--- Dataset excerpts ---
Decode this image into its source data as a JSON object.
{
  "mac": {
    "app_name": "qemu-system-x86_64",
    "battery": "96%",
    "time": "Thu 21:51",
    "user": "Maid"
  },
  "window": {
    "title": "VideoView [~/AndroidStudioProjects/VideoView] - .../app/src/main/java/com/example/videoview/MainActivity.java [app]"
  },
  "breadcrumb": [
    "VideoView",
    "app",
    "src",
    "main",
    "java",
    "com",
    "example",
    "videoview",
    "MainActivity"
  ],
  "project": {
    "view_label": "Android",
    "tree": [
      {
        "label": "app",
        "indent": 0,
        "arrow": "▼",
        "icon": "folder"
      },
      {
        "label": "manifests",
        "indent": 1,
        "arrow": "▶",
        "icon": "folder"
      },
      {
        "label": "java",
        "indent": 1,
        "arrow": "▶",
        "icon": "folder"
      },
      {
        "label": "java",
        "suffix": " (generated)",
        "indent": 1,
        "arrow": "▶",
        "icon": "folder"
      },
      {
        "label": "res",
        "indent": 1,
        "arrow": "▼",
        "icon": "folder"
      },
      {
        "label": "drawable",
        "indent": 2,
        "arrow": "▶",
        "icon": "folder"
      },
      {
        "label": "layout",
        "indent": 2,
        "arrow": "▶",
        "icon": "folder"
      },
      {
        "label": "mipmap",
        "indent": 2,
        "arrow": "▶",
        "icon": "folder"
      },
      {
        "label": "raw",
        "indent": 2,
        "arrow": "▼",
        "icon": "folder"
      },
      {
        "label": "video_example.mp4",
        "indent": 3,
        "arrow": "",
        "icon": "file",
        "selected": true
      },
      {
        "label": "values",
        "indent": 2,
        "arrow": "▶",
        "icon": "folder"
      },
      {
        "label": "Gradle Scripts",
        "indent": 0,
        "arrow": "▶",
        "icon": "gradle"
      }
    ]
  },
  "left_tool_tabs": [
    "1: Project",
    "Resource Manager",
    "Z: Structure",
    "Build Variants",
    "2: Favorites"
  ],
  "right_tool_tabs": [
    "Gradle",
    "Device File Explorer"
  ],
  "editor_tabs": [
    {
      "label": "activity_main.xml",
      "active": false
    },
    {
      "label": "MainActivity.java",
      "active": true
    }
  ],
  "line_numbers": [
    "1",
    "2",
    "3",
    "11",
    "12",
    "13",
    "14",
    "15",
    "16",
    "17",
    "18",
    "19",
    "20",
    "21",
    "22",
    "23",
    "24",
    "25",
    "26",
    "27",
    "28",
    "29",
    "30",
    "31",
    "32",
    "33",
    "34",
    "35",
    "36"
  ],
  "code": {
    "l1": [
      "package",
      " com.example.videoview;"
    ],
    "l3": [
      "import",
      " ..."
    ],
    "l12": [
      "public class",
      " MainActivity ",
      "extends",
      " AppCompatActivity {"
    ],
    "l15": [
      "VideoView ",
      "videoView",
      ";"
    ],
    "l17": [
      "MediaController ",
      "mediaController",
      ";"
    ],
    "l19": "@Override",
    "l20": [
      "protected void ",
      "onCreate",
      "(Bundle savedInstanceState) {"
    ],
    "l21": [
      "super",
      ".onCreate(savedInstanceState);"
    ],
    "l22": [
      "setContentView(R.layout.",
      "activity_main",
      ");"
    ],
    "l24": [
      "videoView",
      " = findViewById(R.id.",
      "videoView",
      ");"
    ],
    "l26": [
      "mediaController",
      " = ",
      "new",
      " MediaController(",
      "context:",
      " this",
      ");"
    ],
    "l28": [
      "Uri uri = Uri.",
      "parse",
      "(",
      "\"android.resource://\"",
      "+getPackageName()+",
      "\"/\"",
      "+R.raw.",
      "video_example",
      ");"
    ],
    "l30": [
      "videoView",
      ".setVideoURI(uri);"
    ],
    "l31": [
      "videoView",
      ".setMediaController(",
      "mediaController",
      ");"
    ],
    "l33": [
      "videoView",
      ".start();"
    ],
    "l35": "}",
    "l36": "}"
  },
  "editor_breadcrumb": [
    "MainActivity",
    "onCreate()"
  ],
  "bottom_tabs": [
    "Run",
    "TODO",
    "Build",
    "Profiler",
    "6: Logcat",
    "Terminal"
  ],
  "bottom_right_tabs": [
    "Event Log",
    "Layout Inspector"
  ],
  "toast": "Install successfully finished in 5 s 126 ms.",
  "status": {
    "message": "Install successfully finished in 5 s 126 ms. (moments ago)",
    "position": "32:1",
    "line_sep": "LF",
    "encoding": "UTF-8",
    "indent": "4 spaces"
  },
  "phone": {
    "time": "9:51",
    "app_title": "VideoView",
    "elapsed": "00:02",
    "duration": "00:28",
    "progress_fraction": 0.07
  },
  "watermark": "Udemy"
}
---
» What to produce
Set down the material above again, word for word.

» Solution
Decode this image into its source data as a JSON object.
{
  "mac": {
    "app_name": "qemu-system-x86_64",
    "battery": "96%",
    "time": "Thu 21:51",
    "user": "Maid"
  },
  "window": {
    "title": "VideoView [~/AndroidStudioProjects/VideoView] - .../app/src/main/java/com/example/videoview/MainActivity.java [app]"
  },
  "breadcrumb": [
    "VideoView",
    "app",
    "src",
    "main",
    "java",
    "com",
    "example",
    "videoview",
    "MainActivity"
  ],
  "project": {
    "view_label": "Android",
    "tree": [
      {
        "label": "app",
        "indent": 0,
        "arrow": "▼",
        "icon": "folder"
      },
      {
        "label": "manifests",
        "indent": 1,
        "arrow": "▶",
        "icon": "folder"
      },
      {
        "label": "java",
        "indent": 1,
        "arrow": "▶",
        "icon": "folder"
      },
      {
        "label": "java",
        "suffix": " (generated)",
        "indent": 1,
        "arrow": "▶",
        "icon": "folder"
      },
      {
        "label": "res",
        "indent": 1,
        "arrow": "▼",
        "icon": "folder"
      },
      {
        "label": "drawable",
        "indent": 2,
        "arrow": "▶",
        "icon": "folder"
      },
      {
        "label": "layout",
        "indent": 2,
        "arrow": "▶",
        "icon": "folder"
      },
      {
        "label": "mipmap",
        "indent": 2,
        "arrow": "▶",
        "icon": "folder"
      },
      {
        "label": "raw",
        "indent": 2,
        "arrow": "▼",
        "icon": "folder"
      },
      {
        "label": "video_example.mp4",
        "indent": 3,
        "arrow": "",
        "icon": "file",
        "selected": true
      },
      {
        "label": "values",
        "indent": 2,
        "arrow": "▶",
        "icon": "folder"
      },
      {
        "label": "Gradle Scripts",
        "indent": 0,
        "arrow": "▶",
        "icon": "gradle"
      }
    ]
  },
  "left_tool_tabs": [
    "1: Project",
    "Resource Manager",
    "Z: Structure",
    "Build Variants",
    "2: Favorites"
  ],
  "right_tool_tabs": [
    "Gradle",
    "Device File Explorer"
  ],
  "editor_tabs": [
    {
      "label": "activity_main.xml",
      "active": false
    },
    {
      "label": "MainActivity.java",
      "active": true
    }
  ],
  "line_numbers": [
    "1",
    "2",
    "3",
    "11",
    "12",
    "13",
    "14",
    "15",
    "16",
    "17",
    "18",
    "19",
    "20",
    "21",
    "22",
    "23",
    "24",
    "25",
    "26",
    "27",
    "28",
    "29",
    "30",
    "31",
    "32",
    "33",
    "34",
    "35",
    "36"
  ],
  "code": {
    "l1": [
      "package",
      " com.example.videoview;"
    ],
    "l3": [
      "import",
      " ..."
    ],
    "l12": [
      "public class",
      " MainActivity ",
      "extends",
      " AppCompatActivity {"
    ],
    "l15": [
      "VideoView ",
      "videoView",
      ";"
    ],
    "l17": [
      "MediaController ",
      "mediaController",
      ";"
    ],
    "l19": "@Override",
    "l20": [
      "protected void ",
      "onCreate",
      "(Bundle savedInstanceState) {"
    ],
    "l21": [
      "super",
      ".onCreate(savedInstanceState);"
    ],
    "l22": [
      "setContentView(R.layout.",
      "activity_main",
      ");"
    ],
    "l24": [
      "videoView",
      " = findViewById(R.id.",
      "videoView",
      ");"
    ],
    "l26": [
      "mediaController",
      " = ",
      "new",
      " MediaController(",
      "context:",
      " this",
      ");"
    ],
    "l28": [
      "Uri uri = Uri.",
      "parse",
      "(",
      "\"android.resource://\"",
      "+getPackageName()+",
      "\"/\"",
      "+R.raw.",
      "video_example",
      ");"
    ],
    "l30": [
      "videoView",
      ".setVideoURI(uri);"
    ],
    "l31": [
      "videoView",
      ".setMediaController(",
      "mediaController",
      ");"
    ],
    "l33": [
      "videoView",
      ".start();"
    ],
    "l35": "}",
    "l36": "}"
  },
  "editor_breadcrumb": [
    "MainActivity",
    "onCreate()"
  ],
  "bottom_tabs": [
    "Run",
    "TODO",
    "Build",
    "Profiler",
    "6: Logcat",
    "Terminal"
  ],
  "bottom_right_tabs": [
    "Event Log",
    "Layout Inspector"
  ],
  "toast": "Install successfully finished in 5 s 126 ms.",
  "status": {
    "message": "Install successfully finished in 5 s 126 ms. (moments ago)",
    "position": "32:1",
    "line_sep": "LF",
    "encoding": "UTF-8",
    "indent": "4 spaces"
  },
  "phone": {
    "time": "9:51",
    "app_title": "VideoView",
    "elapsed": "00:02",
    "duration": "00:28",
    "progress_fraction": 0.07
  },
  "watermark": "Udemy"
}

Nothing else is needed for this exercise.